TASK>
For the entries that follow, state how many lines include the word "SRMTID", giving the number and nothing else.

[begin RAW DATA]

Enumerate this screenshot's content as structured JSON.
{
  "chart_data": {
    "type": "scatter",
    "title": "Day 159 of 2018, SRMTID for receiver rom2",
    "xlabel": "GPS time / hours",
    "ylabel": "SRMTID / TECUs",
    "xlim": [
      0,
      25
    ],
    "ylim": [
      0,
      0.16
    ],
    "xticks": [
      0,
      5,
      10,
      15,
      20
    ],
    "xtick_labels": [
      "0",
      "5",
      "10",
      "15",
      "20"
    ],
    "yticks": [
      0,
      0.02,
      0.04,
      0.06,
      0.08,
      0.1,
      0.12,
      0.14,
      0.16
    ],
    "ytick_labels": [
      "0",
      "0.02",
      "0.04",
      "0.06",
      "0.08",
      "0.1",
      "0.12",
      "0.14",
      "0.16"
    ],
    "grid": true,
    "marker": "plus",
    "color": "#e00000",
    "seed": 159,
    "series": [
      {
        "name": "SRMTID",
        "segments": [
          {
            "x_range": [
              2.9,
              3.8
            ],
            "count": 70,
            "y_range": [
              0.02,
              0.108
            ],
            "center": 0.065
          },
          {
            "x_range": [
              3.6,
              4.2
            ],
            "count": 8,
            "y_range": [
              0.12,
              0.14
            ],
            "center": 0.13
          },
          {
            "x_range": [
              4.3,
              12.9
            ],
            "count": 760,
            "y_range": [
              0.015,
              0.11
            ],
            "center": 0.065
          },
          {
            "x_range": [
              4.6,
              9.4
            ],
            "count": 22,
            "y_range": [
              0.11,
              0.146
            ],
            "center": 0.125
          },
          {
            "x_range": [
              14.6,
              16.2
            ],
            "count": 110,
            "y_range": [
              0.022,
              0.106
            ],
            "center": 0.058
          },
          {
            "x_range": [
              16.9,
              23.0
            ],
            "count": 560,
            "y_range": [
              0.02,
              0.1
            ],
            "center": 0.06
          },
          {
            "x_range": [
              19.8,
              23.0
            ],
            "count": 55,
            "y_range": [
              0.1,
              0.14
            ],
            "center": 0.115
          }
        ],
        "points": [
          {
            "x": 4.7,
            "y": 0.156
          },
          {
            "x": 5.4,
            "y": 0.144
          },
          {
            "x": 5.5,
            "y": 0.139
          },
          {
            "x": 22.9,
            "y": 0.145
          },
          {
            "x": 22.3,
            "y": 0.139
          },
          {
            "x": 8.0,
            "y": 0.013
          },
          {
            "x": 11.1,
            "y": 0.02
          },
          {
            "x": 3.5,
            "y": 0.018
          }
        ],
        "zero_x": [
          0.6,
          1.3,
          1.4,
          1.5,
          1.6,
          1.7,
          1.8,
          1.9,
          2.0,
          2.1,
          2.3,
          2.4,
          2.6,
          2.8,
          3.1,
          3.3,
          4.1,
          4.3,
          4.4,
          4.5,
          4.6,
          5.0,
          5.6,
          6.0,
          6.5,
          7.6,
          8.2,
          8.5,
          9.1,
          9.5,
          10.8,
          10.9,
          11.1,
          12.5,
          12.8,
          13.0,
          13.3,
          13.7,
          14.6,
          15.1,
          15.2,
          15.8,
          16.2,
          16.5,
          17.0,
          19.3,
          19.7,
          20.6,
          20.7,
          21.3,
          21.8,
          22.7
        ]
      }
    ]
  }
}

[end RAW DATA]

ANSWER>
3